[BEGIN EXTRACTED MATERIAL]

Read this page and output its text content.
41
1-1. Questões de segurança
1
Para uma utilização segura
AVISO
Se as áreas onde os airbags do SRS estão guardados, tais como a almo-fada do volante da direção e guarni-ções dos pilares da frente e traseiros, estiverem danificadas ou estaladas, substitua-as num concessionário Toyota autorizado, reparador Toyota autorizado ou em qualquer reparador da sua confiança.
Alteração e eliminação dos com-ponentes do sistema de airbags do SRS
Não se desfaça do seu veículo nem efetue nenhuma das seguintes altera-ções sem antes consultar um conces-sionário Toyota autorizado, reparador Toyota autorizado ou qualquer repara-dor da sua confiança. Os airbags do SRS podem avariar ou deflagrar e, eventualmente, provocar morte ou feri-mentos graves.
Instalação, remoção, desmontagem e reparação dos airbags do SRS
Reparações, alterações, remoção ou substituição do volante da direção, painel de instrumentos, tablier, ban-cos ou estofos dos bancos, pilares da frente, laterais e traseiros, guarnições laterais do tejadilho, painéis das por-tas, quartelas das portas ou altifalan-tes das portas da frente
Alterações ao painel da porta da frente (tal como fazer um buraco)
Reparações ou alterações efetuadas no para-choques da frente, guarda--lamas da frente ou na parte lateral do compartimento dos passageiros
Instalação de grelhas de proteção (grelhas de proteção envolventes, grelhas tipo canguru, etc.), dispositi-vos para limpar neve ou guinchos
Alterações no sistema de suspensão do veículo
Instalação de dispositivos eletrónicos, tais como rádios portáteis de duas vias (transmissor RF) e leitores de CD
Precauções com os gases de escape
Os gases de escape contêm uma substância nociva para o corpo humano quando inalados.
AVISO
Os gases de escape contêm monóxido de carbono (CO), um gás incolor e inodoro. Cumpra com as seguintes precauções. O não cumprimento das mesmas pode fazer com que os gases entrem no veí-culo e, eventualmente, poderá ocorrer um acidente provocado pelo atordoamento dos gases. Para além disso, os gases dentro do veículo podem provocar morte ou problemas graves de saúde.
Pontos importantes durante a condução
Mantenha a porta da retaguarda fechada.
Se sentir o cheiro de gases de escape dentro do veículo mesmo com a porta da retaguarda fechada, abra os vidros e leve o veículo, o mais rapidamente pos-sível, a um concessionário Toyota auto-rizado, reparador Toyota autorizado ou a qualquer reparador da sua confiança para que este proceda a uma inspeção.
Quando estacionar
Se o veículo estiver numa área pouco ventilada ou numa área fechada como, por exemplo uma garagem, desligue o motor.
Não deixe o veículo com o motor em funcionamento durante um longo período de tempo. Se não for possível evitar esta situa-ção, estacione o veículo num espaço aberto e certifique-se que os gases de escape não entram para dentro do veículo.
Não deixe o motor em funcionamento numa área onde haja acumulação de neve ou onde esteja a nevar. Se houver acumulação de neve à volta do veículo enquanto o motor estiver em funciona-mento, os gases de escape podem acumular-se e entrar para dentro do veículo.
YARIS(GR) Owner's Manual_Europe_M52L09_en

[END EXTRACTED MATERIAL]

#### WHAT IS ASKED:
Quote every record above exactly.

#### THE COMPLETED TASK:
Read this page and output its text content.
41
1-1. Questões de segurança
1
Para uma utilização segura
AVISO
Se as áreas onde os airbags do SRS estão guardados, tais como a almo-fada do volante da direção e guarni-ções dos pilares da frente e traseiros, estiverem danificadas ou estaladas, substitua-as num concessionário Toyota autorizado, reparador Toyota autorizado ou em qualquer reparador da sua confiança.
Alteração e eliminação dos com-ponentes do sistema de airbags do SRS
Não se desfaça do seu veículo nem efetue nenhuma das seguintes altera-ções sem antes consultar um conces-sionário Toyota autorizado, reparador Toyota autorizado ou qualquer repara-dor da sua confiança. Os airbags do SRS podem avariar ou deflagrar e, eventualmente, provocar morte ou feri-mentos graves.
Instalação, remoção, desmontagem e reparação dos airbags do SRS
Reparações, alterações, remoção ou substituição do volante da direção, painel de instrumentos, tablier, ban-cos ou estofos dos bancos, pilares da frente, laterais e traseiros, guarnições laterais do tejadilho, painéis das por-tas, quartelas das portas ou altifalan-tes das portas da frente
Alterações ao painel da porta da frente (tal como fazer um buraco)
Reparações ou alterações efetuadas no para-choques da frente, guarda--lamas da frente ou na parte lateral do compartimento dos passageiros
Instalação de grelhas de proteção (grelhas de proteção envolventes, grelhas tipo canguru, etc.), dispositi-vos para limpar neve ou guinchos
Alterações no sistema de suspensão do veículo
Instalação de dispositivos eletrónicos, tais como rádios portáteis de duas vias (transmissor RF) e leitores de CD
Precauções com os gases de escape
Os gases de escape contêm uma substância nociva para o corpo humano quando inalados.
AVISO
Os gases de escape contêm monóxido de carbono (CO), um gás incolor e inodoro. Cumpra com as seguintes precauções. O não cumprimento das mesmas pode fazer com que os gases entrem no veí-culo e, eventualmente, poderá ocorrer um acidente provocado pelo atordoamento dos gases. Para além disso, os gases dentro do veículo podem provocar morte ou problemas graves de saúde.
Pontos importantes durante a condução
Mantenha a porta da retaguarda fechada.
Se sentir o cheiro de gases de escape dentro do veículo mesmo com a porta da retaguarda fechada, abra os vidros e leve o veículo, o mais rapidamente pos-sível, a um concessionário Toyota auto-rizado, reparador Toyota autorizado ou a qualquer reparador da sua confiança para que este proceda a uma inspeção.
Quando estacionar
Se o veículo estiver numa área pouco ventilada ou numa área fechada como, por exemplo uma garagem, desligue o motor.
Não deixe o veículo com o motor em funcionamento durante um longo período de tempo. Se não for possível evitar esta situa-ção, estacione o veículo num espaço aberto e certifique-se que os gases de escape não entram para dentro do veículo.
Não deixe o motor em funcionamento numa área onde haja acumulação de neve ou onde esteja a nevar. Se houver acumulação de neve à volta do veículo enquanto o motor estiver em funciona-mento, os gases de escape podem acumular-se e entrar para dentro do veículo.
YARIS(GR) Owner's Manual_Europe_M52L09_en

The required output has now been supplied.